- PROVIDED DATA
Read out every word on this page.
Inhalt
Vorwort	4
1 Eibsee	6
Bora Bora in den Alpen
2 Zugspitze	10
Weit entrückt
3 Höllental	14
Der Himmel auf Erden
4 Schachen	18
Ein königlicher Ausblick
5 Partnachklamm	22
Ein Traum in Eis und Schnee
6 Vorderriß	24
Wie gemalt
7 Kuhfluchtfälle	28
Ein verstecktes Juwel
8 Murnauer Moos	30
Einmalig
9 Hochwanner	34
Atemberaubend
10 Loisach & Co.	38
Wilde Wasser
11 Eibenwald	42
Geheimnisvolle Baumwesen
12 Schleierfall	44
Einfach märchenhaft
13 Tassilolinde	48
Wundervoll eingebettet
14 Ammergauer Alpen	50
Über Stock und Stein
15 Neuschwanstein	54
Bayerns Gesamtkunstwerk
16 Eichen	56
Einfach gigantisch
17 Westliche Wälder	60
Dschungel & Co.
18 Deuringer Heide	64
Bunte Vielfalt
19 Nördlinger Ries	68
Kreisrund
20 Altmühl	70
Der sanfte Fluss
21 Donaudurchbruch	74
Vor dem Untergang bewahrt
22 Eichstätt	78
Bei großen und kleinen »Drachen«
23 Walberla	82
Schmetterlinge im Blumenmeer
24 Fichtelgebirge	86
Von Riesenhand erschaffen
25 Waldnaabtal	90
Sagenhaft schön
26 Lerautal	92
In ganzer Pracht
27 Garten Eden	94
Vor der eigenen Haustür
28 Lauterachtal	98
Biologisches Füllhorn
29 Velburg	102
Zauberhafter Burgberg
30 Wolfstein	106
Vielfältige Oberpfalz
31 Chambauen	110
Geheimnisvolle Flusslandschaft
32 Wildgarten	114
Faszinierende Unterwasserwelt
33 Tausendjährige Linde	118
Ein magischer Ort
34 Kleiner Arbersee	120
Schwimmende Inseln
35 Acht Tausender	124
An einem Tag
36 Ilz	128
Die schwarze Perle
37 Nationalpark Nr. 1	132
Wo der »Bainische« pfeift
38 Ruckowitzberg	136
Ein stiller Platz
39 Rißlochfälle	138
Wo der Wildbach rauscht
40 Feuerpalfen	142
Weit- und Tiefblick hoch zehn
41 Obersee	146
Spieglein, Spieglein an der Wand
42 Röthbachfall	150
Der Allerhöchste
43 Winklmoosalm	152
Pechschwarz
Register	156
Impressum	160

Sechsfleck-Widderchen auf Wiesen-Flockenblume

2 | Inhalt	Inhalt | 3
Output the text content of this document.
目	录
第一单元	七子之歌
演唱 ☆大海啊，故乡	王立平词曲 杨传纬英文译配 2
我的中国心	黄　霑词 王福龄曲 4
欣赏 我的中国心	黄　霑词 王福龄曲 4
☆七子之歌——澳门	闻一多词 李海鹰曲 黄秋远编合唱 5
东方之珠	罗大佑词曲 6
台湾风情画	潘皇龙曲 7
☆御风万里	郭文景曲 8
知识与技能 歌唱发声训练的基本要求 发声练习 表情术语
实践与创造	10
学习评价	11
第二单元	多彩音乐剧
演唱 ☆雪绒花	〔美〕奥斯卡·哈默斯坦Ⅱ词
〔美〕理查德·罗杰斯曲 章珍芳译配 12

- CHALLENGE
Everything from the line containing "Output the text content of this document." to the last line of the entries above should be quoted exactly, and only that.

- FINISHED EXERCISE
Output the text content of this document.
目	录
第一单元	七子之歌
演唱 ☆大海啊，故乡	王立平词曲 杨传纬英文译配 2
我的中国心	黄　霑词 王福龄曲 4
欣赏 我的中国心	黄　霑词 王福龄曲 4
☆七子之歌——澳门	闻一多词 李海鹰曲 黄秋远编合唱 5
东方之珠	罗大佑词曲 6
台湾风情画	潘皇龙曲 7
☆御风万里	郭文景曲 8
知识与技能 歌唱发声训练的基本要求 发声练习 表情术语
实践与创造	10
学习评价	11
第二单元	多彩音乐剧
演唱 ☆雪绒花	〔美〕奥斯卡·哈默斯坦Ⅱ词
〔美〕理查德·罗杰斯曲 章珍芳译配 12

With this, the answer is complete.